INFORMATION SUPPLIED:
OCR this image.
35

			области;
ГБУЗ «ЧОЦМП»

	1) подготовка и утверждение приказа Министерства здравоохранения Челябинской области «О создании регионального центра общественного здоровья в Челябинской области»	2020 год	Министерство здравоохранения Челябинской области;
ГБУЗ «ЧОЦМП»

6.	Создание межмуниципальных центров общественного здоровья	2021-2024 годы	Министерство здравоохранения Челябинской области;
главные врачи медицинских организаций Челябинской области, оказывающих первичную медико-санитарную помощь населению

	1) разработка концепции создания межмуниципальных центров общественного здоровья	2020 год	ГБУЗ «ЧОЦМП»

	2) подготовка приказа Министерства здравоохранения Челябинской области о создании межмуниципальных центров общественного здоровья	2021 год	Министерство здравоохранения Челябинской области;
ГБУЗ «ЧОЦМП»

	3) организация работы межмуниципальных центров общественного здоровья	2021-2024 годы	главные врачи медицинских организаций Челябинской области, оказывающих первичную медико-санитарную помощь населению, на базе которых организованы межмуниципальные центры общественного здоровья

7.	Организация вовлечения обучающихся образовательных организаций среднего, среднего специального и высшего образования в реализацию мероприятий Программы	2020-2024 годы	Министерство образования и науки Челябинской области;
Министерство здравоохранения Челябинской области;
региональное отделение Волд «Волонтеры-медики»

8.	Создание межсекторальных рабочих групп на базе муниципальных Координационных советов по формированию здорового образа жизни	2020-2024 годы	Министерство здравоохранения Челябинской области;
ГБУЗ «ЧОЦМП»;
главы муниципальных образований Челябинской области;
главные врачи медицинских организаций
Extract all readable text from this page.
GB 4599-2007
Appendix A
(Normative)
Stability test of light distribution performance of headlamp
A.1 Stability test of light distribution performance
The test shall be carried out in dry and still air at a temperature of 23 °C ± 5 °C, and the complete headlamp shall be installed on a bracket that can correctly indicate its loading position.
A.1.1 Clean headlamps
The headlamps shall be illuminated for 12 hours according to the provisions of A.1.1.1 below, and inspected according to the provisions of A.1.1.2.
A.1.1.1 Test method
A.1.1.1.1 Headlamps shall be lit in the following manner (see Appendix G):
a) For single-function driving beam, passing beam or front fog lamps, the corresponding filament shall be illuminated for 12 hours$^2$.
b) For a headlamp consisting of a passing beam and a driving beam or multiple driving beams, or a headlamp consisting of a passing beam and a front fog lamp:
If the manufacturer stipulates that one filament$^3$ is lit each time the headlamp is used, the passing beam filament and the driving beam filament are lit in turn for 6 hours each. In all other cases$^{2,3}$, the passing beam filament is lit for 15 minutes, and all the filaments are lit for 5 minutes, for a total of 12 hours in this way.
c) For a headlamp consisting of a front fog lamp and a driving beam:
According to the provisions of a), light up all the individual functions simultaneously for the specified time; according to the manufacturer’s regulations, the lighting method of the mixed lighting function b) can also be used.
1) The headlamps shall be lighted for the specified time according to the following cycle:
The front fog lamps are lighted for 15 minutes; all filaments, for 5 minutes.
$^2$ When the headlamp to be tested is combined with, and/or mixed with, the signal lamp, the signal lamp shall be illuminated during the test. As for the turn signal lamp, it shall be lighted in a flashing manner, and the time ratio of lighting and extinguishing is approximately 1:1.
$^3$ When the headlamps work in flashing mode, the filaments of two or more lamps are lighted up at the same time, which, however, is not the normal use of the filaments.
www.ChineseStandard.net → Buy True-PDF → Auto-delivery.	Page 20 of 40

GOAL:
Lines of the material that contain the word "provisions" are to be gathered.

COMPLETE ANSWER:
The headlamps shall be illuminated for 12 hours according to the provisions of A.1.1.1 below, and inspected according to the provisions of A.1.1.2.
According to the provisions of a), light up all the individual functions simultaneously for the specified time; according to the manufacturer’s regulations, the lighting method of the mixed lighting function b) can also be used.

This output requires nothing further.